YOUR GOAL -> Leaving out every picture, quote the data below exactly as it appears.

EXCERPTED RECORDS ->
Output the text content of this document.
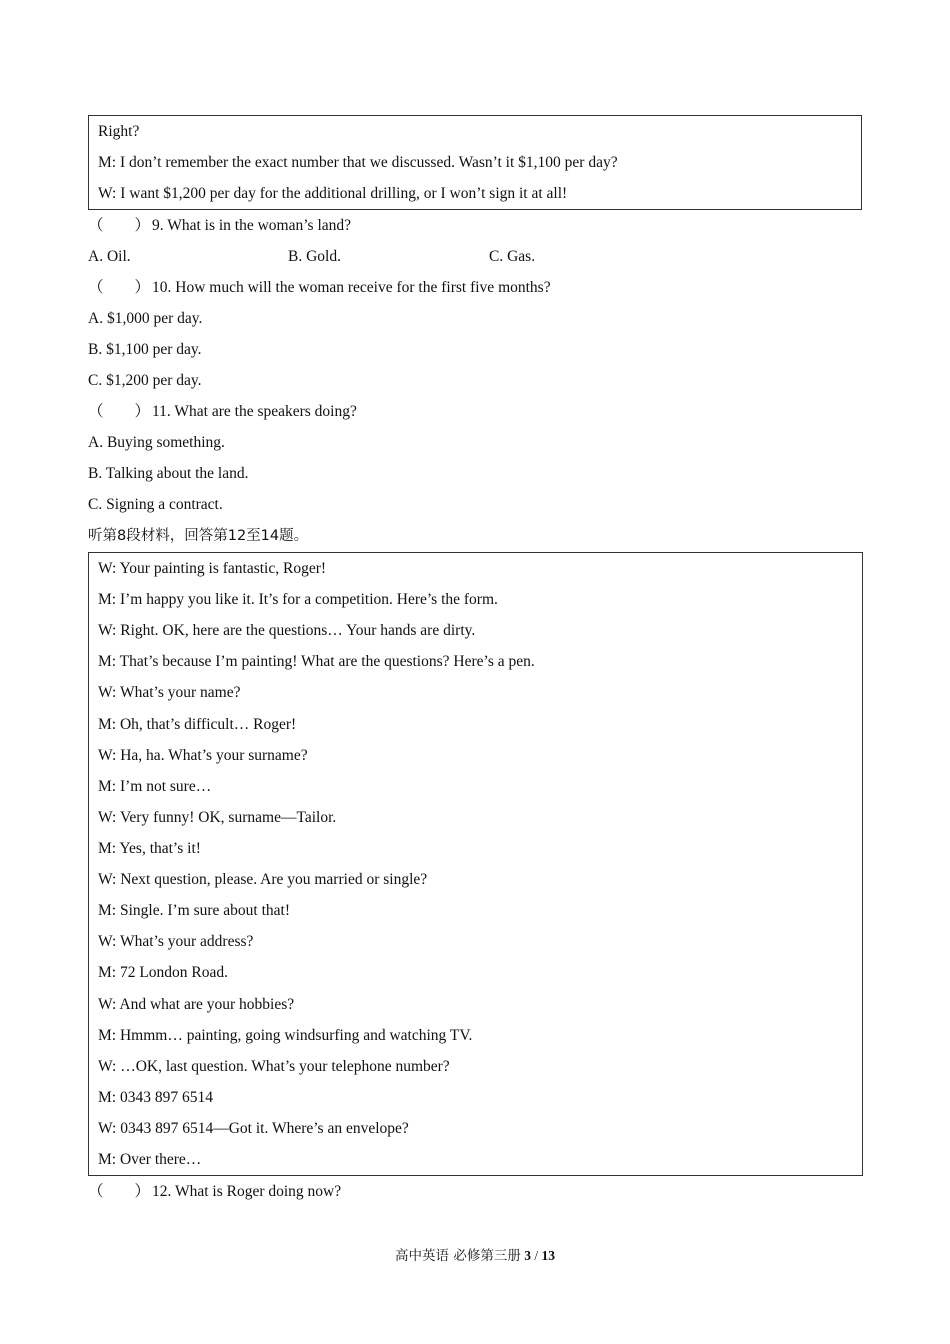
Right?
M: I don’t remember the exact number that we discussed. Wasn’t it $1,100 per day?
W: I want $1,200 per day for the additional drilling, or I won’t sign it at all!
（　　） 9. What is in the woman’s land?
A. Oil.	B. Gold.	C. Gas.
（　　） 10. How much will the woman receive for the first five months?
A. $1,000 per day.
B. $1,100 per day.
C. $1,200 per day.
（　　） 11. What are the speakers doing?
A. Buying something.
B. Talking about the land.
C. Signing a contract.
听第8段材料，回答第12至14题。
W: Your painting is fantastic, Roger!
M: I’m happy you like it. It’s for a competition. Here’s the form.
W: Right. OK, here are the questions… Your hands are dirty.
M: That’s because I’m painting! What are the questions? Here’s a pen.
W: What’s your name?
M: Oh, that’s difficult… Roger!
W: Ha, ha. What’s your surname?
M: I’m not sure…
W: Very funny! OK, surname—Tailor.
M: Yes, that’s it!
W: Next question, please. Are you married or single?
M: Single. I’m sure about that!
W: What’s your address?
M: 72 London Road.
W: And what are your hobbies?
M: Hmmm… painting, going windsurfing and watching TV.
W: …OK, last question. What’s your telephone number?
M: 0343 897 6514
W: 0343 897 6514—Got it. Where’s an envelope?
M: Over there…
（　　） 12. What is Roger doing now?
高中英语 必修第三册 3 / 13
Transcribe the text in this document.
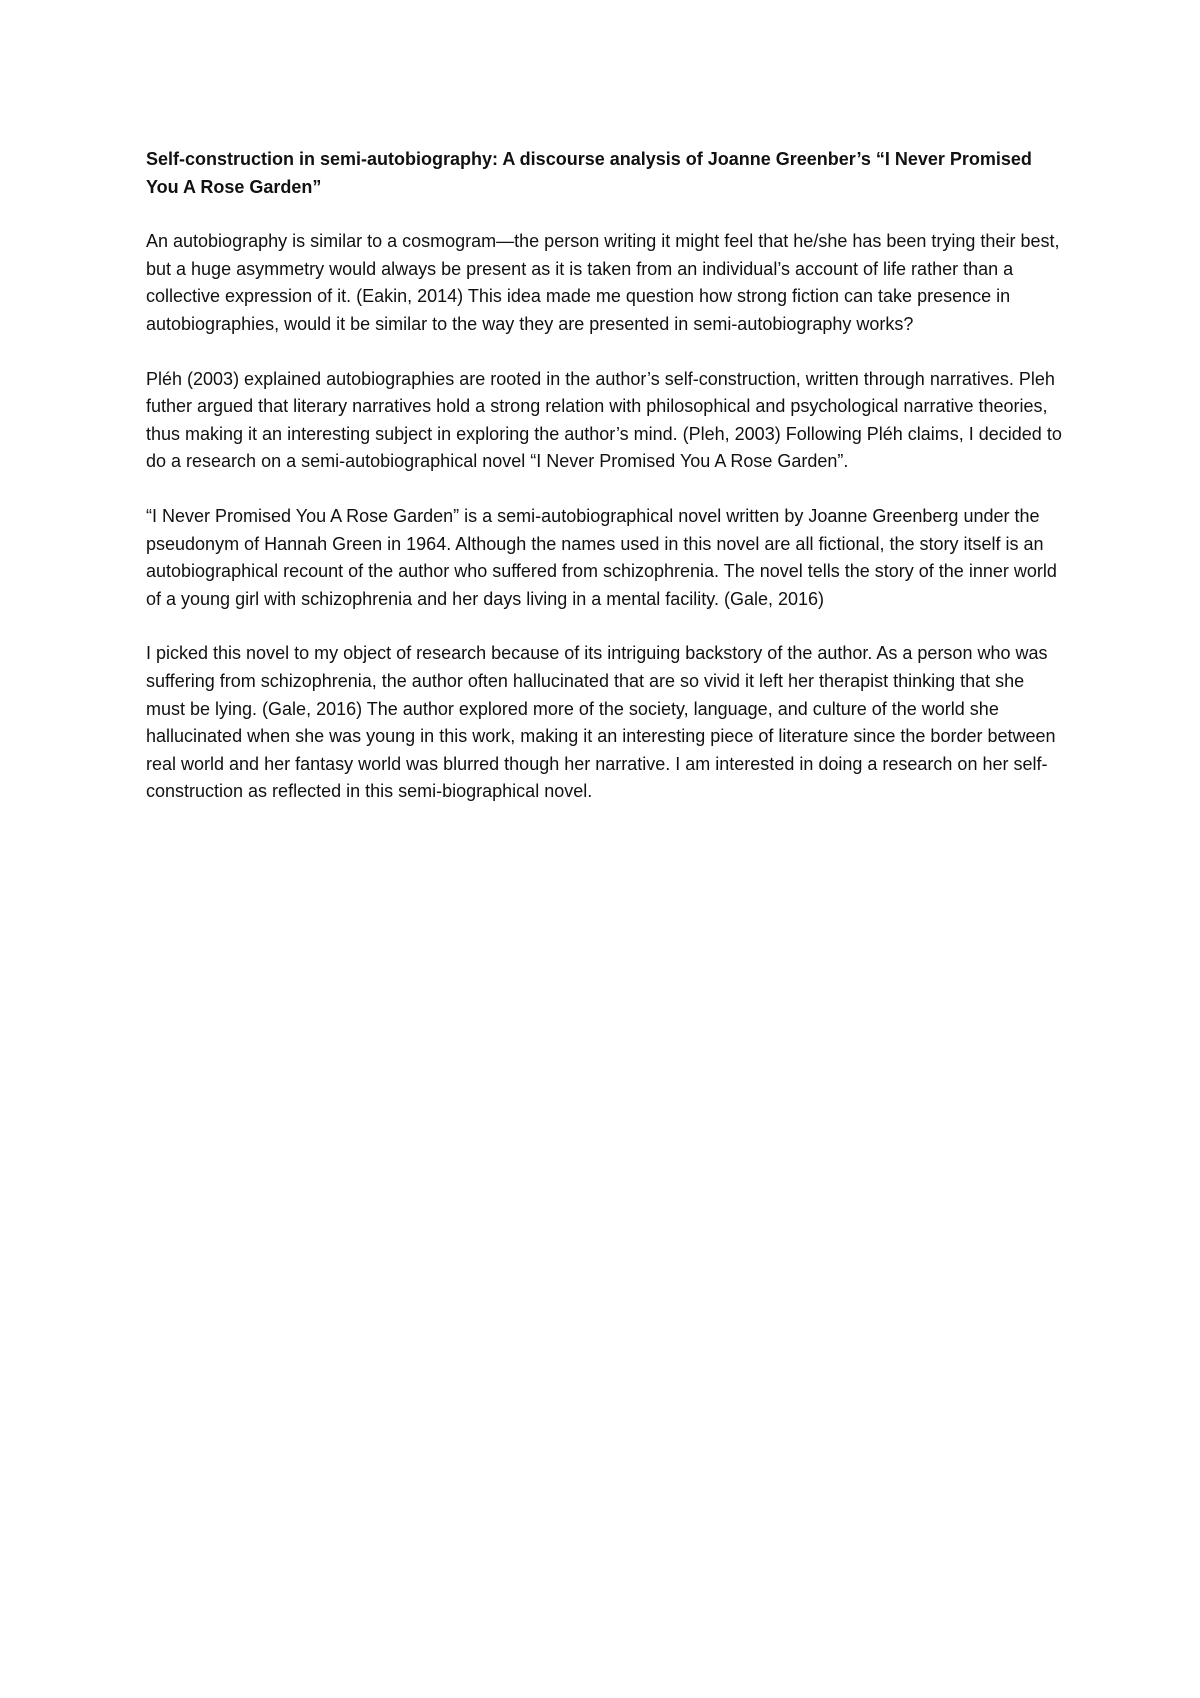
Self-construction in semi-autobiography: A discourse analysis of Joanne Greenber’s “I Never Promised You A Rose Garden”

An autobiography is similar to a cosmogram—the person writing it might feel that he/she has been trying their best, but a huge asymmetry would always be present as it is taken from an individual’s account of life rather than a collective expression of it. (Eakin, 2014) This idea made me question how strong fiction can take presence in autobiographies, would it be similar to the way they are presented in semi-autobiography works?

Pléh (2003) explained autobiographies are rooted in the author’s self-construction, written through narratives. Pleh futher argued that literary narratives hold a strong relation with philosophical and psychological narrative theories, thus making it an interesting subject in exploring the author’s mind. (Pleh, 2003) Following Pléh claims, I decided to do a research on a semi-autobiographical novel “I Never Promised You A Rose Garden”.

“I Never Promised You A Rose Garden” is a semi-autobiographical novel written by Joanne Greenberg under the pseudonym of Hannah Green in 1964. Although the names used in this novel are all fictional, the story itself is an autobiographical recount of the author who suffered from schizophrenia. The novel tells the story of the inner world of a young girl with schizophrenia and her days living in a mental facility. (Gale, 2016)

I picked this novel to my object of research because of its intriguing backstory of the author. As a person who was suffering from schizophrenia, the author often hallucinated that are so vivid it left her therapist thinking that she must be lying. (Gale, 2016) The author explored more of the society, language, and culture of the world she hallucinated when she was young in this work, making it an interesting piece of literature since the border between real world and her fantasy world was blurred though her narrative. I am interested in doing a research on her self-construction as reflected in this semi-biographical novel.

SOLUTION ->
Output the text content of this document.
Right?
M: I don’t remember the exact number that we discussed. Wasn’t it $1,100 per day?
W: I want $1,200 per day for the additional drilling, or I won’t sign it at all!
（　　） 9. What is in the woman’s land?
A. Oil.	B. Gold.	C. Gas.
（　　） 10. How much will the woman receive for the first five months?
A. $1,000 per day.
B. $1,100 per day.
C. $1,200 per day.
（　　） 11. What are the speakers doing?
A. Buying something.
B. Talking about the land.
C. Signing a contract.
听第8段材料，回答第12至14题。
W: Your painting is fantastic, Roger!
M: I’m happy you like it. It’s for a competition. Here’s the form.
W: Right. OK, here are the questions… Your hands are dirty.
M: That’s because I’m painting! What are the questions? Here’s a pen.
W: What’s your name?
M: Oh, that’s difficult… Roger!
W: Ha, ha. What’s your surname?
M: I’m not sure…
W: Very funny! OK, surname—Tailor.
M: Yes, that’s it!
W: Next question, please. Are you married or single?
M: Single. I’m sure about that!
W: What’s your address?
M: 72 London Road.
W: And what are your hobbies?
M: Hmmm… painting, going windsurfing and watching TV.
W: …OK, last question. What’s your telephone number?
M: 0343 897 6514
W: 0343 897 6514—Got it. Where’s an envelope?
M: Over there…
（　　） 12. What is Roger doing now?
高中英语 必修第三册 3 / 13
Transcribe the text in this document.
Self-construction in semi-autobiography: A discourse analysis of Joanne Greenber’s “I Never Promised You A Rose Garden”

An autobiography is similar to a cosmogram—the person writing it might feel that he/she has been trying their best, but a huge asymmetry would always be present as it is taken from an individual’s account of life rather than a collective expression of it. (Eakin, 2014) This idea made me question how strong fiction can take presence in autobiographies, would it be similar to the way they are presented in semi-autobiography works?

Pléh (2003) explained autobiographies are rooted in the author’s self-construction, written through narratives. Pleh futher argued that literary narratives hold a strong relation with philosophical and psychological narrative theories, thus making it an interesting subject in exploring the author’s mind. (Pleh, 2003) Following Pléh claims, I decided to do a research on a semi-autobiographical novel “I Never Promised You A Rose Garden”.

“I Never Promised You A Rose Garden” is a semi-autobiographical novel written by Joanne Greenberg under the pseudonym of Hannah Green in 1964. Although the names used in this novel are all fictional, the story itself is an autobiographical recount of the author who suffered from schizophrenia. The novel tells the story of the inner world of a young girl with schizophrenia and her days living in a mental facility. (Gale, 2016)

I picked this novel to my object of research because of its intriguing backstory of the author. As a person who was suffering from schizophrenia, the author often hallucinated that are so vivid it left her therapist thinking that she must be lying. (Gale, 2016) The author explored more of the society, language, and culture of the world she hallucinated when she was young in this work, making it an interesting piece of literature since the border between real world and her fantasy world was blurred though her narrative. I am interested in doing a research on her self-construction as reflected in this semi-biographical novel.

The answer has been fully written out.